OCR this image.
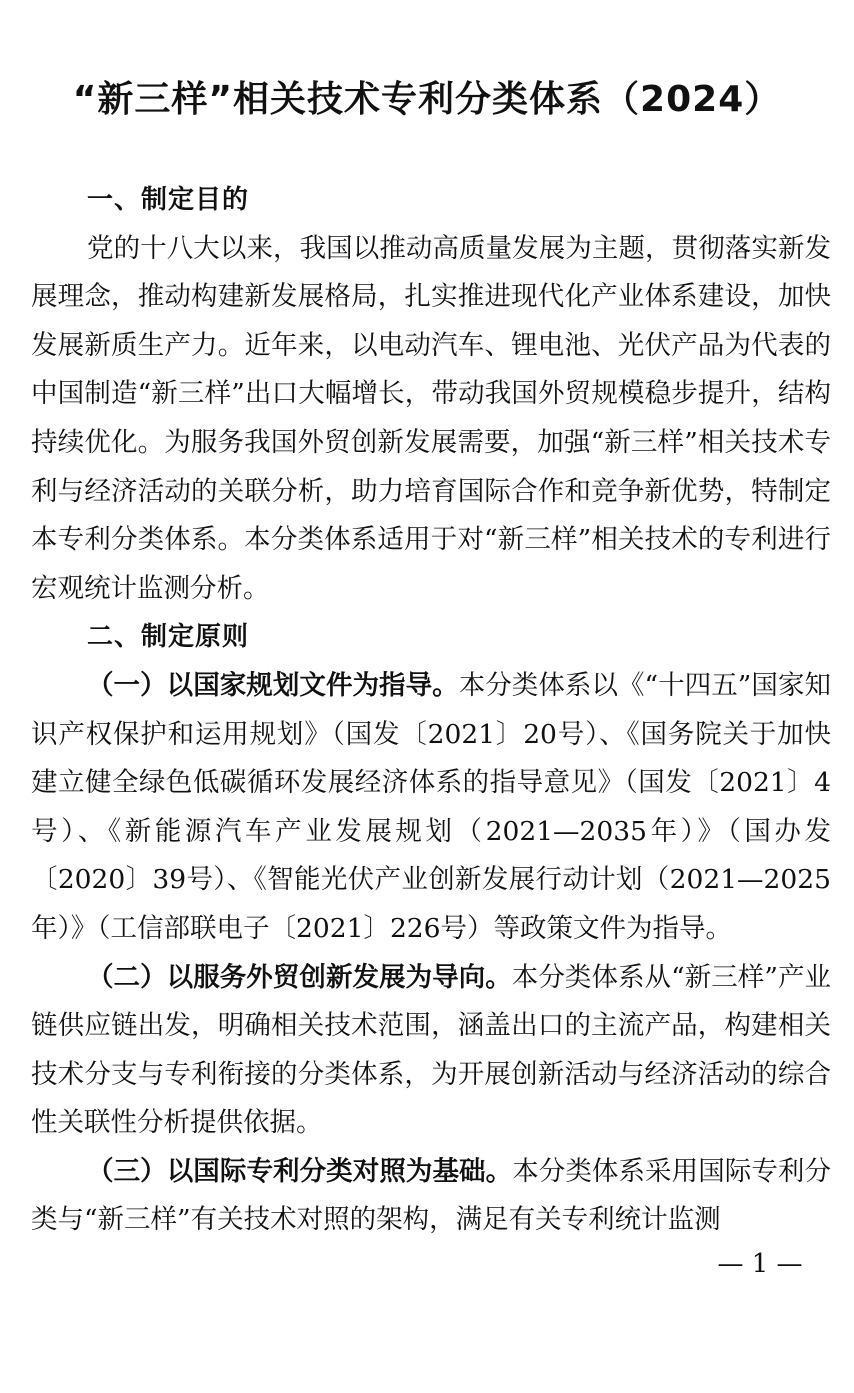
“新三样”相关技术专利分类体系（2024）

一、制定目的

党的十八大以来，我国以推动高质量发展为主题，贯彻落实新发展理念，推动构建新发展格局，扎实推进现代化产业体系建设，加快发展新质生产力。近年来，以电动汽车、锂电池、光伏产品为代表的中国制造“新三样”出口大幅增长，带动我国外贸规模稳步提升，结构持续优化。为服务我国外贸创新发展需要，加强“新三样”相关技术专利与经济活动的关联分析，助力培育国际合作和竞争新优势，特制定本专利分类体系。本分类体系适用于对“新三样”相关技术的专利进行宏观统计监测分析。

二、制定原则

（一）以国家规划文件为指导。本分类体系以《“十四五”国家知识产权保护和运用规划》（国发〔2021〕20号）、《国务院关于加快建立健全绿色低碳循环发展经济体系的指导意见》（国发〔2021〕4号）、《新能源汽车产业发展规划（2021—2035年）》（国办发〔2020〕39号）、《智能光伏产业创新发展行动计划（2021—2025年）》（工信部联电子〔2021〕226号）等政策文件为指导。

（二）以服务外贸创新发展为导向。本分类体系从“新三样”产业链供应链出发，明确相关技术范围，涵盖出口的主流产品，构建相关技术分支与专利衔接的分类体系，为开展创新活动与经济活动的综合性关联性分析提供依据。

（三）以国际专利分类对照为基础。本分类体系采用国际专利分类与“新三样”有关技术对照的架构，满足有关专利统计监测

— 1 —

_ _ _ _

◆ Problem: Reproduce the material in full, word for word, and omit the pictures.

◆ Solution:
OCR this image.
“新三样”相关技术专利分类体系（2024）

一、制定目的

党的十八大以来，我国以推动高质量发展为主题，贯彻落实新发展理念，推动构建新发展格局，扎实推进现代化产业体系建设，加快发展新质生产力。近年来，以电动汽车、锂电池、光伏产品为代表的中国制造“新三样”出口大幅增长，带动我国外贸规模稳步提升，结构持续优化。为服务我国外贸创新发展需要，加强“新三样”相关技术专利与经济活动的关联分析，助力培育国际合作和竞争新优势，特制定本专利分类体系。本分类体系适用于对“新三样”相关技术的专利进行宏观统计监测分析。

二、制定原则

（一）以国家规划文件为指导。本分类体系以《“十四五”国家知识产权保护和运用规划》（国发〔2021〕20号）、《国务院关于加快建立健全绿色低碳循环发展经济体系的指导意见》（国发〔2021〕4号）、《新能源汽车产业发展规划（2021—2035年）》（国办发〔2020〕39号）、《智能光伏产业创新发展行动计划（2021—2025年）》（工信部联电子〔2021〕226号）等政策文件为指导。

（二）以服务外贸创新发展为导向。本分类体系从“新三样”产业链供应链出发，明确相关技术范围，涵盖出口的主流产品，构建相关技术分支与专利衔接的分类体系，为开展创新活动与经济活动的综合性关联性分析提供依据。

（三）以国际专利分类对照为基础。本分类体系采用国际专利分类与“新三样”有关技术对照的架构，满足有关专利统计监测

— 1 —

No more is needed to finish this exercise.